[Data records]

:::

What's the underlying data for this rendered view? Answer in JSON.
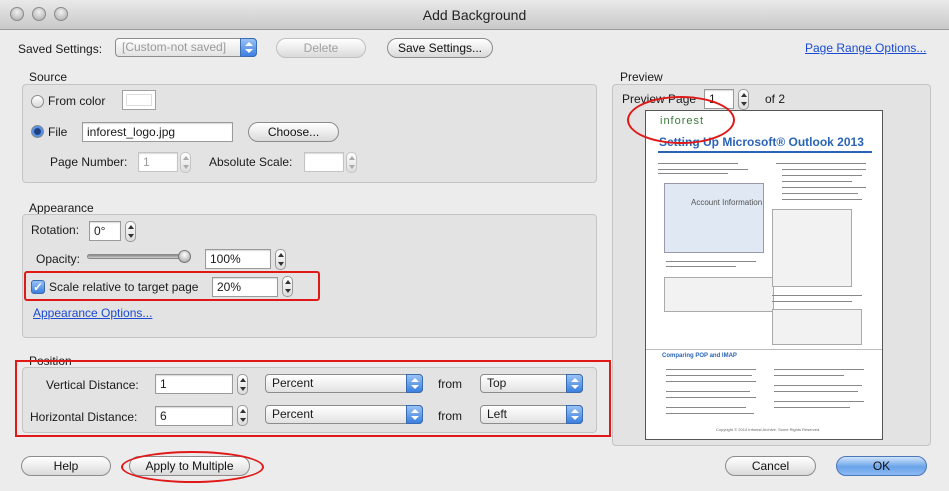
{
  "window": {
    "title": "Add Background"
  },
  "saved_settings": {
    "label": "Saved Settings:",
    "value": "[Custom-not saved]",
    "delete_label": "Delete",
    "save_label": "Save Settings...",
    "page_range_link": "Page Range Options..."
  },
  "source": {
    "title": "Source",
    "from_color_label": "From color",
    "file_label": "File",
    "file_value": "inforest_logo.jpg",
    "choose_label": "Choose...",
    "page_number_label": "Page Number:",
    "page_number_value": "1",
    "absolute_scale_label": "Absolute Scale:",
    "absolute_scale_value": ""
  },
  "appearance": {
    "title": "Appearance",
    "rotation_label": "Rotation:",
    "rotation_value": "0°",
    "opacity_label": "Opacity:",
    "opacity_value": "100%",
    "opacity_level": 1.0,
    "scale_label": "Scale relative to target page",
    "scale_value": "20%",
    "options_link": "Appearance Options..."
  },
  "position": {
    "title": "Position",
    "vertical_label": "Vertical Distance:",
    "vertical_value": "1",
    "vertical_unit": "Percent",
    "vertical_from_label": "from",
    "vertical_from": "Top",
    "horizontal_label": "Horizontal Distance:",
    "horizontal_value": "6",
    "horizontal_unit": "Percent",
    "horizontal_from_label": "from",
    "horizontal_from": "Left"
  },
  "preview": {
    "title": "Preview",
    "page_label": "Preview Page",
    "page_value": "1",
    "page_total": "of 2",
    "doc_logo": "inforest",
    "doc_title": "Setting Up Microsoft® Outlook 2013",
    "doc_subheading": "Account Information",
    "doc_section": "Comparing POP and IMAP",
    "doc_footer": "Copyright © 2014 Inforest Archive. Some Rights Reserved."
  },
  "footer": {
    "help_label": "Help",
    "apply_multiple_label": "Apply to Multiple",
    "cancel_label": "Cancel",
    "ok_label": "OK"
  },
  "colors": {
    "accent": "#3b7fe0",
    "link": "#1a4bd0",
    "highlight": "#e01818",
    "doc_heading": "#2a64b6"
  }
}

:::

## Aim of the task
Which lines hold the word "Percent"? Copy every one of them.

## Solved problem
    "vertical_unit": "Percent",
    "horizontal_unit": "Percent",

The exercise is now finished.